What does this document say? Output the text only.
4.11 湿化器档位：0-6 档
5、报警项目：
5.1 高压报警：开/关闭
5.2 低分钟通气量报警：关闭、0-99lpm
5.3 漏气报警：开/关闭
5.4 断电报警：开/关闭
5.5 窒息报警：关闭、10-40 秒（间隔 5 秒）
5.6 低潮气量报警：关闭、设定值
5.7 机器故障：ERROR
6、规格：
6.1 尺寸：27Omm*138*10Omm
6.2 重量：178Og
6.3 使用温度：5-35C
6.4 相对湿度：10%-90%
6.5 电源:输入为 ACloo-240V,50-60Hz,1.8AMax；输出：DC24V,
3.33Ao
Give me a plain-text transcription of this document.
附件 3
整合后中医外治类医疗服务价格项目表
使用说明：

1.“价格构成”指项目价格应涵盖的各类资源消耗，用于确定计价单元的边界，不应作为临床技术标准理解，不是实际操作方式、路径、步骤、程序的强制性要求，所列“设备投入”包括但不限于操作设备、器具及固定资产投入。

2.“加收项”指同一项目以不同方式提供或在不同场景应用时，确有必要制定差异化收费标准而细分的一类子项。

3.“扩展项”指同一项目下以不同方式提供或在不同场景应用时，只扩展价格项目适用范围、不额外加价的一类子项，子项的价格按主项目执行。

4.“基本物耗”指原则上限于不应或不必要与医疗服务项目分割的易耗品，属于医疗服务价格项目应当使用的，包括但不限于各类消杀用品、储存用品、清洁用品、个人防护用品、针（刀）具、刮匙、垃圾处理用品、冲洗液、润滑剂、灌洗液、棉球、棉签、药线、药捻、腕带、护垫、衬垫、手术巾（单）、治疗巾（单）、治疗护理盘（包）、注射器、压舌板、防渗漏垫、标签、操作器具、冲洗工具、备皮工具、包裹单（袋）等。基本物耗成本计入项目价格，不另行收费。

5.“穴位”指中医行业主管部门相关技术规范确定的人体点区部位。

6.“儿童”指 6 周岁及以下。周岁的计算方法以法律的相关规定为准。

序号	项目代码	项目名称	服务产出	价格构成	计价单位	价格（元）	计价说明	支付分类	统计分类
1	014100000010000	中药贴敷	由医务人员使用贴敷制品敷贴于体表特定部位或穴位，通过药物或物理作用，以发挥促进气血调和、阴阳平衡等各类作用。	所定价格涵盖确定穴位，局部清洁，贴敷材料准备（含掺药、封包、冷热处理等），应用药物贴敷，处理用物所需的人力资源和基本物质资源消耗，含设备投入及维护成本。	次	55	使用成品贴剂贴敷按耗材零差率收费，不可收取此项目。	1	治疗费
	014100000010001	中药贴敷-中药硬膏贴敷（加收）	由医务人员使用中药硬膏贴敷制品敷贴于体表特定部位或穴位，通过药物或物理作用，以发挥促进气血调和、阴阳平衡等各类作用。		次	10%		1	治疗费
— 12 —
++++++
What is being asked
Gather up, from the records above, each line where the word "阴阳平衡等各类作用" appears.

Final result
1	014100000010000	中药贴敷	由医务人员使用贴敷制品敷贴于体表特定部位或穴位，通过药物或物理作用，以发挥促进气血调和、阴阳平衡等各类作用。	所定价格涵盖确定穴位，局部清洁，贴敷材料准备（含掺药、封包、冷热处理等），应用药物贴敷，处理用物所需的人力资源和基本物质资源消耗，含设备投入及维护成本。	次	55	使用成品贴剂贴敷按耗材零差率收费，不可收取此项目。	1	治疗费
	014100000010001	中药贴敷-中药硬膏贴敷（加收）	由医务人员使用中药硬膏贴敷制品敷贴于体表特定部位或穴位，通过药物或物理作用，以发挥促进气血调和、阴阳平衡等各类作用。		次	10%		1	治疗费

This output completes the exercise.